Omit all pictures and give the records below again exactly as written.

Records contained in a dataset ->
■ ■ ■ ■
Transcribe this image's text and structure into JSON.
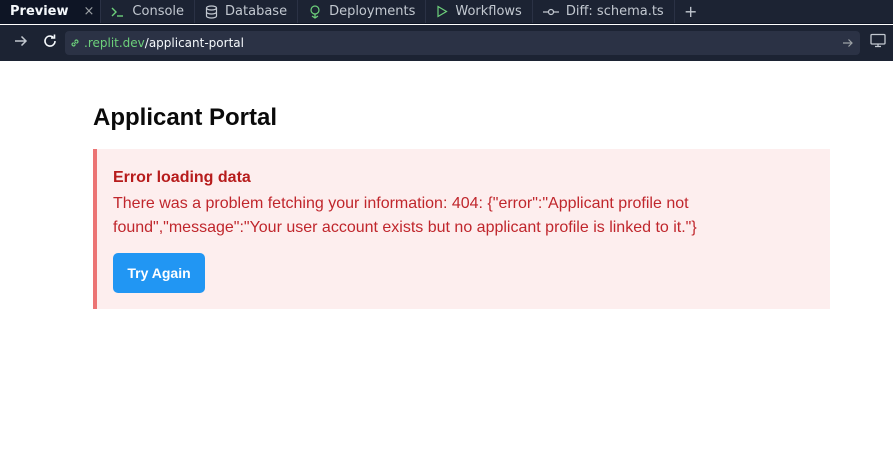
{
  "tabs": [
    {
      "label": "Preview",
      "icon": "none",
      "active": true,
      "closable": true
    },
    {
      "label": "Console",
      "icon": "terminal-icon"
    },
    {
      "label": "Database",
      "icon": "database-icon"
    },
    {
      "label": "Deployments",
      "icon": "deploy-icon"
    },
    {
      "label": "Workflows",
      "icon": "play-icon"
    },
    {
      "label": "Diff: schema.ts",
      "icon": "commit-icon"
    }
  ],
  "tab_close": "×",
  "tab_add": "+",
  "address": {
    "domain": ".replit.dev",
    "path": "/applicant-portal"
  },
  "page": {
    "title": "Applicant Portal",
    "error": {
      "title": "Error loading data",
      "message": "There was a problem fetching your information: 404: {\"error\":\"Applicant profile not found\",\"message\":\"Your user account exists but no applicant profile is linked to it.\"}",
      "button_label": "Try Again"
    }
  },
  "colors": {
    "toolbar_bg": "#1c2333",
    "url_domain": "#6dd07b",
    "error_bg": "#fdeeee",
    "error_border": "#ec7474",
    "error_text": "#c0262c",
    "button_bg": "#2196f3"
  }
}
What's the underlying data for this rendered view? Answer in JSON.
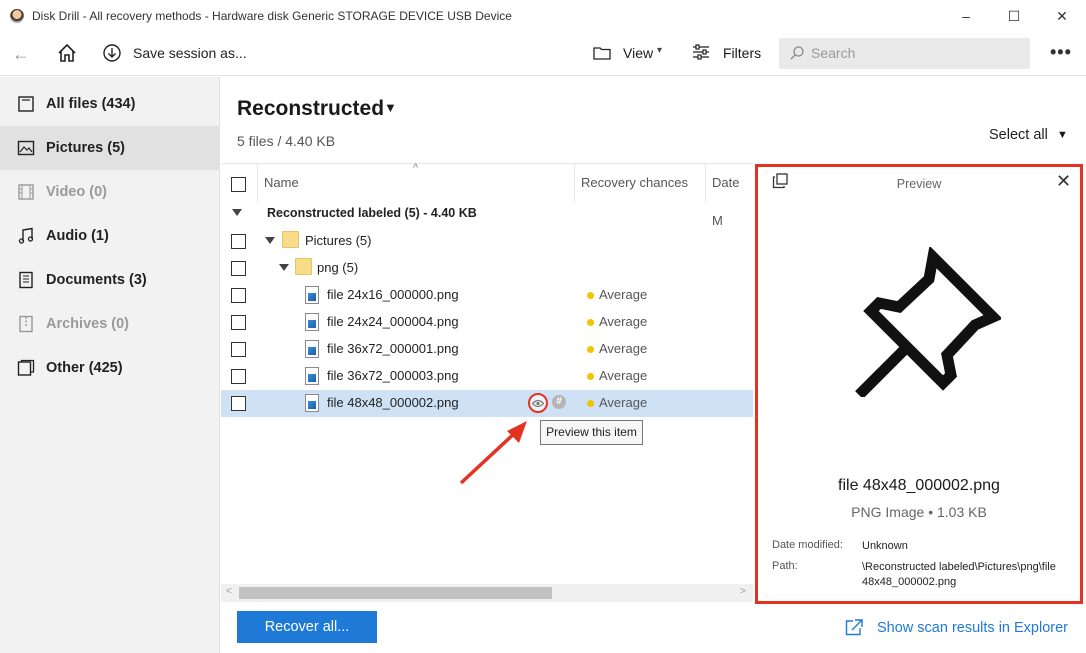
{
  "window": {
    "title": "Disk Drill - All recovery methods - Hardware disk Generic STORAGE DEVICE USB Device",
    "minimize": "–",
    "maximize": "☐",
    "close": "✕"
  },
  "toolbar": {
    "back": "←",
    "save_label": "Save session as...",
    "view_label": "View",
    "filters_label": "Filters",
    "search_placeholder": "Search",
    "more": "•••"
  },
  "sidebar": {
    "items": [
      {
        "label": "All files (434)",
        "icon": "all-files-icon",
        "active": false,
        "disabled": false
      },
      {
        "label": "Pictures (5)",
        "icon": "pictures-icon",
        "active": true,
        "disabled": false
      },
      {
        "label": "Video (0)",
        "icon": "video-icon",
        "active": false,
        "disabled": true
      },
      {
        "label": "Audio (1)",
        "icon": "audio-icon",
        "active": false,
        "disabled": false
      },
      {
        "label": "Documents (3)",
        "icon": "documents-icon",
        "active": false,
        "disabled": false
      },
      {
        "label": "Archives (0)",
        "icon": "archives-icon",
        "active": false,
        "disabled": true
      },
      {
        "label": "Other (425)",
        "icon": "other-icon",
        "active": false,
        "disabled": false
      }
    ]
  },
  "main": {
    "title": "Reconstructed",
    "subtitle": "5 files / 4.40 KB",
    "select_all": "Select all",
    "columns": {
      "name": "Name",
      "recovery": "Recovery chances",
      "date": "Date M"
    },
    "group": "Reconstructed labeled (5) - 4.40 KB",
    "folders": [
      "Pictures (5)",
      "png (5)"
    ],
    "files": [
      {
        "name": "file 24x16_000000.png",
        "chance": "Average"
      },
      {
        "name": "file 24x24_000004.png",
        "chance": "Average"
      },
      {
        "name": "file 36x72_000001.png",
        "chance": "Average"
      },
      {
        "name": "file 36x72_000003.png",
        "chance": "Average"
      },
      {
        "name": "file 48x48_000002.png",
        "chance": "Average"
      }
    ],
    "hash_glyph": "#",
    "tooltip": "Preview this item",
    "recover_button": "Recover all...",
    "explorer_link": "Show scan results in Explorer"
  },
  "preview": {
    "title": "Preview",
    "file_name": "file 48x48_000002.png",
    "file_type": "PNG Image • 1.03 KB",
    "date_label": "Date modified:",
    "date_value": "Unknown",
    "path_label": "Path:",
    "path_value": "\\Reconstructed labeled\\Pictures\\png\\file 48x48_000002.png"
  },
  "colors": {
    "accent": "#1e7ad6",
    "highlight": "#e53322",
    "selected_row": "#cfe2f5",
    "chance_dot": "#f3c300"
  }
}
■ ■ ■ ■
TASK ANSWER ->
Transcribe this image's text and structure into JSON.
{
  "tabs": [
    {
      "label": "Preview",
      "icon": "none",
      "active": true,
      "closable": true
    },
    {
      "label": "Console",
      "icon": "terminal-icon"
    },
    {
      "label": "Database",
      "icon": "database-icon"
    },
    {
      "label": "Deployments",
      "icon": "deploy-icon"
    },
    {
      "label": "Workflows",
      "icon": "play-icon"
    },
    {
      "label": "Diff: schema.ts",
      "icon": "commit-icon"
    }
  ],
  "tab_close": "×",
  "tab_add": "+",
  "address": {
    "domain": ".replit.dev",
    "path": "/applicant-portal"
  },
  "page": {
    "title": "Applicant Portal",
    "error": {
      "title": "Error loading data",
      "message": "There was a problem fetching your information: 404: {\"error\":\"Applicant profile not found\",\"message\":\"Your user account exists but no applicant profile is linked to it.\"}",
      "button_label": "Try Again"
    }
  },
  "colors": {
    "toolbar_bg": "#1c2333",
    "url_domain": "#6dd07b",
    "error_bg": "#fdeeee",
    "error_border": "#ec7474",
    "error_text": "#c0262c",
    "button_bg": "#2196f3"
  }
}
What's the underlying data for this rendered view? Answer in JSON.
{
  "window": {
    "title": "Disk Drill - All recovery methods - Hardware disk Generic STORAGE DEVICE USB Device",
    "minimize": "–",
    "maximize": "☐",
    "close": "✕"
  },
  "toolbar": {
    "back": "←",
    "save_label": "Save session as...",
    "view_label": "View",
    "filters_label": "Filters",
    "search_placeholder": "Search",
    "more": "•••"
  },
  "sidebar": {
    "items": [
      {
        "label": "All files (434)",
        "icon": "all-files-icon",
        "active": false,
        "disabled": false
      },
      {
        "label": "Pictures (5)",
        "icon": "pictures-icon",
        "active": true,
        "disabled": false
      },
      {
        "label": "Video (0)",
        "icon": "video-icon",
        "active": false,
        "disabled": true
      },
      {
        "label": "Audio (1)",
        "icon": "audio-icon",
        "active": false,
        "disabled": false
      },
      {
        "label": "Documents (3)",
        "icon": "documents-icon",
        "active": false,
        "disabled": false
      },
      {
        "label": "Archives (0)",
        "icon": "archives-icon",
        "active": false,
        "disabled": true
      },
      {
        "label": "Other (425)",
        "icon": "other-icon",
        "active": false,
        "disabled": false
      }
    ]
  },
  "main": {
    "title": "Reconstructed",
    "subtitle": "5 files / 4.40 KB",
    "select_all": "Select all",
    "columns": {
      "name": "Name",
      "recovery": "Recovery chances",
      "date": "Date M"
    },
    "group": "Reconstructed labeled (5) - 4.40 KB",
    "folders": [
      "Pictures (5)",
      "png (5)"
    ],
    "files": [
      {
        "name": "file 24x16_000000.png",
        "chance": "Average"
      },
      {
        "name": "file 24x24_000004.png",
        "chance": "Average"
      },
      {
        "name": "file 36x72_000001.png",
        "chance": "Average"
      },
      {
        "name": "file 36x72_000003.png",
        "chance": "Average"
      },
      {
        "name": "file 48x48_000002.png",
        "chance": "Average"
      }
    ],
    "hash_glyph": "#",
    "tooltip": "Preview this item",
    "recover_button": "Recover all...",
    "explorer_link": "Show scan results in Explorer"
  },
  "preview": {
    "title": "Preview",
    "file_name": "file 48x48_000002.png",
    "file_type": "PNG Image • 1.03 KB",
    "date_label": "Date modified:",
    "date_value": "Unknown",
    "path_label": "Path:",
    "path_value": "\\Reconstructed labeled\\Pictures\\png\\file 48x48_000002.png"
  },
  "colors": {
    "accent": "#1e7ad6",
    "highlight": "#e53322",
    "selected_row": "#cfe2f5",
    "chance_dot": "#f3c300"
  }
}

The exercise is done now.